• Work to be completed: Write out the data below exactly as given, without any of its pictures.

%%

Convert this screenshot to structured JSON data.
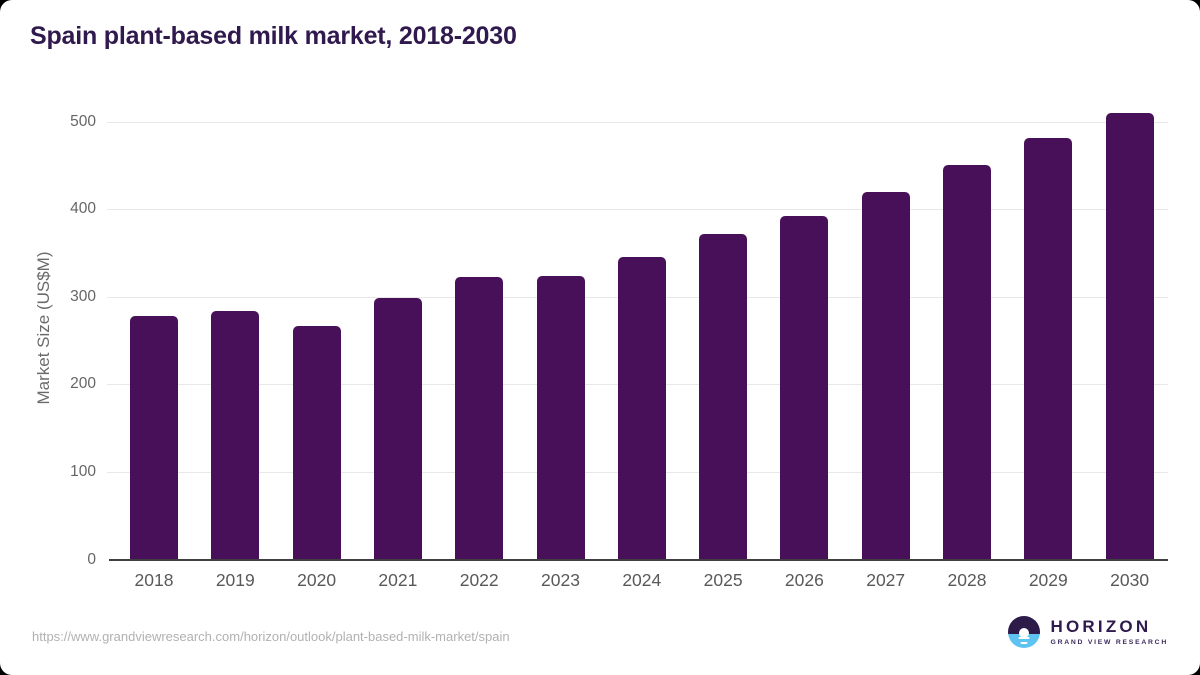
{
  "header": {
    "title": "Spain plant-based milk market, 2018-2030"
  },
  "chart_data": {
    "type": "bar",
    "title": "Spain plant-based milk market, 2018-2030",
    "categories": [
      "2018",
      "2019",
      "2020",
      "2021",
      "2022",
      "2023",
      "2024",
      "2025",
      "2026",
      "2027",
      "2028",
      "2029",
      "2030"
    ],
    "values": [
      278,
      284,
      266,
      298,
      322,
      324,
      345,
      372,
      392,
      419,
      450,
      481,
      510
    ],
    "xlabel": "",
    "ylabel": "Market Size (US$M)",
    "yticks": [
      0,
      100,
      200,
      300,
      400,
      500
    ],
    "ylim": [
      0,
      550
    ],
    "grid": "horizontal",
    "legend_position": "none",
    "bar_color": "#481058"
  },
  "footer": {
    "source_url": "https://www.grandviewresearch.com/horizon/outlook/plant-based-milk-market/spain",
    "logo": {
      "name": "HORIZON",
      "subtitle": "GRAND VIEW RESEARCH",
      "icon": "horizon-sunset-circle-icon",
      "purple": "#2d1b4a",
      "blue": "#5fc3f1"
    }
  }
}
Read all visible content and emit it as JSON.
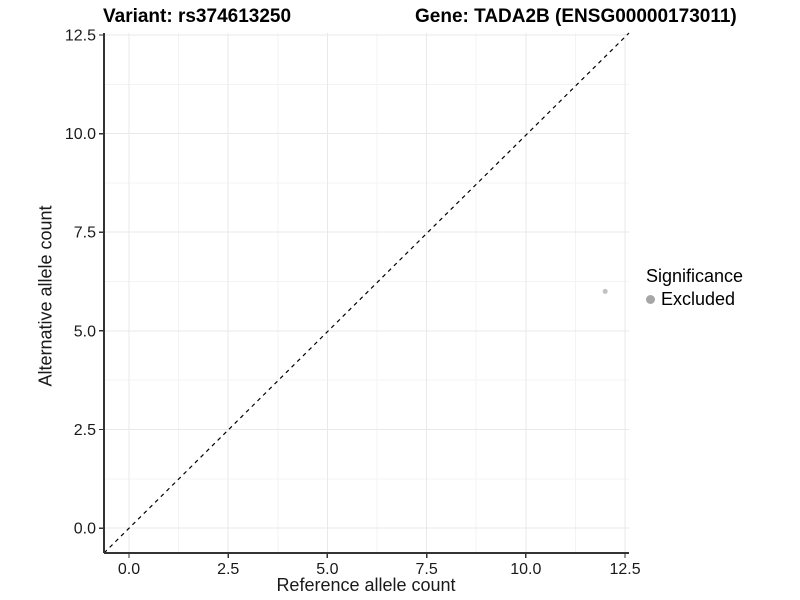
{
  "header": {
    "variant_title": "Variant: rs374613250",
    "gene_title": "Gene: TADA2B (ENSG00000173011)"
  },
  "chart_data": {
    "type": "scatter",
    "title": "Variant: rs374613250   Gene: TADA2B (ENSG00000173011)",
    "xlabel": "Reference allele count",
    "ylabel": "Alternative allele count",
    "xlim": [
      -0.63,
      12.6
    ],
    "ylim": [
      -0.63,
      12.55
    ],
    "x_ticks": [
      0.0,
      2.5,
      5.0,
      7.5,
      10.0,
      12.5
    ],
    "y_ticks": [
      0.0,
      2.5,
      5.0,
      7.5,
      10.0,
      12.5
    ],
    "x_tick_labels": [
      "0.0",
      "2.5",
      "5.0",
      "7.5",
      "10.0",
      "12.5"
    ],
    "y_tick_labels": [
      "0.0",
      "2.5",
      "5.0",
      "7.5",
      "10.0",
      "12.5"
    ],
    "minor_ticks": [
      1.25,
      3.75,
      6.25,
      8.75,
      11.25
    ],
    "grid": true,
    "reference_line": {
      "type": "identity",
      "style": "dashed",
      "color": "#000000"
    },
    "series": [
      {
        "name": "Excluded",
        "color": "#c2c2c2",
        "points": [
          {
            "x": 12,
            "y": 6
          }
        ]
      }
    ],
    "legend": {
      "title": "Significance",
      "position": "right",
      "items": [
        {
          "label": "Excluded",
          "color": "#a6a6a6"
        }
      ]
    }
  },
  "colors": {
    "background": "#ffffff",
    "title_text": "#000000",
    "axis_text": "#1a1a1a",
    "axis_line": "#333333",
    "major_grid": "#e9e9e9",
    "minor_grid": "#f3f3f3",
    "point": "#c2c2c2",
    "legend_key": "#a6a6a6",
    "reference_line": "#000000"
  }
}
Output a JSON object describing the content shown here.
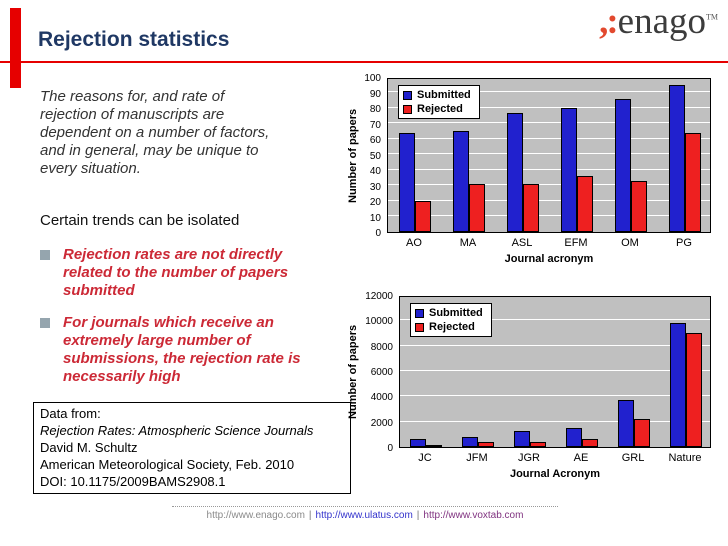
{
  "header": {
    "title": "Rejection statistics",
    "logo": {
      "mark": ",:",
      "text": "enago",
      "tm": "TM"
    }
  },
  "body": {
    "intro": "The reasons for, and rate of rejection of manuscripts are dependent on a number of factors, and in general, may be unique to every situation.",
    "trends_line": "Certain trends can be isolated",
    "bullets": [
      {
        "text": "Rejection rates are not directly related to the number of papers submitted"
      },
      {
        "text": "For journals which receive an extremely large number of submissions, the rejection rate is necessarily high"
      }
    ]
  },
  "data_box": {
    "lines": [
      {
        "text": "Data from:",
        "italic": false
      },
      {
        "text": "Rejection Rates: Atmospheric Science Journals",
        "italic": true
      },
      {
        "text": "David M. Schultz",
        "italic": false
      },
      {
        "text": "American Meteorological Society, Feb. 2010",
        "italic": false
      },
      {
        "text": "DOI: 10.1175/2009BAMS2908.1",
        "italic": false
      }
    ]
  },
  "footer": {
    "links": [
      "http://www.enago.com",
      "http://www.ulatus.com",
      "http://www.voxtab.com"
    ],
    "separator": "|"
  },
  "colors": {
    "submitted": "#2121ce",
    "rejected": "#ee2020",
    "accent_red": "#e60000",
    "title_navy": "#1f3864",
    "bullet_red": "#cc2936",
    "bullet_square": "#95a5ae",
    "link_gray": "#8a8a8a",
    "link_blue": "#3333cc",
    "link_purple": "#803380",
    "plot_background": "#c0c0c0"
  },
  "chart_data": [
    {
      "type": "bar",
      "categories": [
        "AO",
        "MA",
        "ASL",
        "EFM",
        "OM",
        "PG"
      ],
      "series": [
        {
          "name": "Submitted",
          "values": [
            64,
            65,
            77,
            80,
            86,
            95
          ]
        },
        {
          "name": "Rejected",
          "values": [
            20,
            31,
            31,
            36,
            33,
            64
          ]
        }
      ],
      "xlabel": "Journal acronym",
      "ylabel": "Number of papers",
      "ylim": [
        0,
        100
      ],
      "ytick_step": 10,
      "grid": true,
      "legend_position": "top-left-inside"
    },
    {
      "type": "bar",
      "categories": [
        "JC",
        "JFM",
        "JGR",
        "AE",
        "GRL",
        "Nature"
      ],
      "series": [
        {
          "name": "Submitted",
          "values": [
            600,
            800,
            1300,
            1500,
            3700,
            9800
          ]
        },
        {
          "name": "Rejected",
          "values": [
            100,
            400,
            400,
            600,
            2200,
            9000
          ]
        }
      ],
      "xlabel": "Journal Acronym",
      "ylabel": "Number of papers",
      "ylim": [
        0,
        12000
      ],
      "ytick_step": 2000,
      "grid": true,
      "legend_position": "top-left-inside"
    }
  ]
}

%%

• Final result:
Convert this screenshot to structured JSON data.
{
  "header": {
    "title": "Spain plant-based milk market, 2018-2030"
  },
  "chart_data": {
    "type": "bar",
    "title": "Spain plant-based milk market, 2018-2030",
    "categories": [
      "2018",
      "2019",
      "2020",
      "2021",
      "2022",
      "2023",
      "2024",
      "2025",
      "2026",
      "2027",
      "2028",
      "2029",
      "2030"
    ],
    "values": [
      278,
      284,
      266,
      298,
      322,
      324,
      345,
      372,
      392,
      419,
      450,
      481,
      510
    ],
    "xlabel": "",
    "ylabel": "Market Size (US$M)",
    "yticks": [
      0,
      100,
      200,
      300,
      400,
      500
    ],
    "ylim": [
      0,
      550
    ],
    "grid": "horizontal",
    "legend_position": "none",
    "bar_color": "#481058"
  },
  "footer": {
    "source_url": "https://www.grandviewresearch.com/horizon/outlook/plant-based-milk-market/spain",
    "logo": {
      "name": "HORIZON",
      "subtitle": "GRAND VIEW RESEARCH",
      "icon": "horizon-sunset-circle-icon",
      "purple": "#2d1b4a",
      "blue": "#5fc3f1"
    }
  }
}
Read all visible content and emit it as JSON.
{
  "header": {
    "variant_title": "Variant: rs374613250",
    "gene_title": "Gene: TADA2B (ENSG00000173011)"
  },
  "chart_data": {
    "type": "scatter",
    "title": "Variant: rs374613250   Gene: TADA2B (ENSG00000173011)",
    "xlabel": "Reference allele count",
    "ylabel": "Alternative allele count",
    "xlim": [
      -0.63,
      12.6
    ],
    "ylim": [
      -0.63,
      12.55
    ],
    "x_ticks": [
      0.0,
      2.5,
      5.0,
      7.5,
      10.0,
      12.5
    ],
    "y_ticks": [
      0.0,
      2.5,
      5.0,
      7.5,
      10.0,
      12.5
    ],
    "x_tick_labels": [
      "0.0",
      "2.5",
      "5.0",
      "7.5",
      "10.0",
      "12.5"
    ],
    "y_tick_labels": [
      "0.0",
      "2.5",
      "5.0",
      "7.5",
      "10.0",
      "12.5"
    ],
    "minor_ticks": [
      1.25,
      3.75,
      6.25,
      8.75,
      11.25
    ],
    "grid": true,
    "reference_line": {
      "type": "identity",
      "style": "dashed",
      "color": "#000000"
    },
    "series": [
      {
        "name": "Excluded",
        "color": "#c2c2c2",
        "points": [
          {
            "x": 12,
            "y": 6
          }
        ]
      }
    ],
    "legend": {
      "title": "Significance",
      "position": "right",
      "items": [
        {
          "label": "Excluded",
          "color": "#a6a6a6"
        }
      ]
    }
  },
  "colors": {
    "background": "#ffffff",
    "title_text": "#000000",
    "axis_text": "#1a1a1a",
    "axis_line": "#333333",
    "major_grid": "#e9e9e9",
    "minor_grid": "#f3f3f3",
    "point": "#c2c2c2",
    "legend_key": "#a6a6a6",
    "reference_line": "#000000"
  }
}
Output a JSON object describing the content shown here.
{
  "header": {
    "title": "Rejection statistics",
    "logo": {
      "mark": ",:",
      "text": "enago",
      "tm": "TM"
    }
  },
  "body": {
    "intro": "The reasons for, and rate of rejection of manuscripts are dependent on a number of factors, and in general, may be unique to every situation.",
    "trends_line": "Certain trends can be isolated",
    "bullets": [
      {
        "text": "Rejection rates are not directly related to the number of papers submitted"
      },
      {
        "text": "For journals which receive an extremely large number of submissions, the rejection rate is necessarily high"
      }
    ]
  },
  "data_box": {
    "lines": [
      {
        "text": "Data from:",
        "italic": false
      },
      {
        "text": "Rejection Rates: Atmospheric Science Journals",
        "italic": true
      },
      {
        "text": "David M. Schultz",
        "italic": false
      },
      {
        "text": "American Meteorological Society, Feb. 2010",
        "italic": false
      },
      {
        "text": "DOI: 10.1175/2009BAMS2908.1",
        "italic": false
      }
    ]
  },
  "footer": {
    "links": [
      "http://www.enago.com",
      "http://www.ulatus.com",
      "http://www.voxtab.com"
    ],
    "separator": "|"
  },
  "colors": {
    "submitted": "#2121ce",
    "rejected": "#ee2020",
    "accent_red": "#e60000",
    "title_navy": "#1f3864",
    "bullet_red": "#cc2936",
    "bullet_square": "#95a5ae",
    "link_gray": "#8a8a8a",
    "link_blue": "#3333cc",
    "link_purple": "#803380",
    "plot_background": "#c0c0c0"
  },
  "chart_data": [
    {
      "type": "bar",
      "categories": [
        "AO",
        "MA",
        "ASL",
        "EFM",
        "OM",
        "PG"
      ],
      "series": [
        {
          "name": "Submitted",
          "values": [
            64,
            65,
            77,
            80,
            86,
            95
          ]
        },
        {
          "name": "Rejected",
          "values": [
            20,
            31,
            31,
            36,
            33,
            64
          ]
        }
      ],
      "xlabel": "Journal acronym",
      "ylabel": "Number of papers",
      "ylim": [
        0,
        100
      ],
      "ytick_step": 10,
      "grid": true,
      "legend_position": "top-left-inside"
    },
    {
      "type": "bar",
      "categories": [
        "JC",
        "JFM",
        "JGR",
        "AE",
        "GRL",
        "Nature"
      ],
      "series": [
        {
          "name": "Submitted",
          "values": [
            600,
            800,
            1300,
            1500,
            3700,
            9800
          ]
        },
        {
          "name": "Rejected",
          "values": [
            100,
            400,
            400,
            600,
            2200,
            9000
          ]
        }
      ],
      "xlabel": "Journal Acronym",
      "ylabel": "Number of papers",
      "ylim": [
        0,
        12000
      ],
      "ytick_step": 2000,
      "grid": true,
      "legend_position": "top-left-inside"
    }
  ]
}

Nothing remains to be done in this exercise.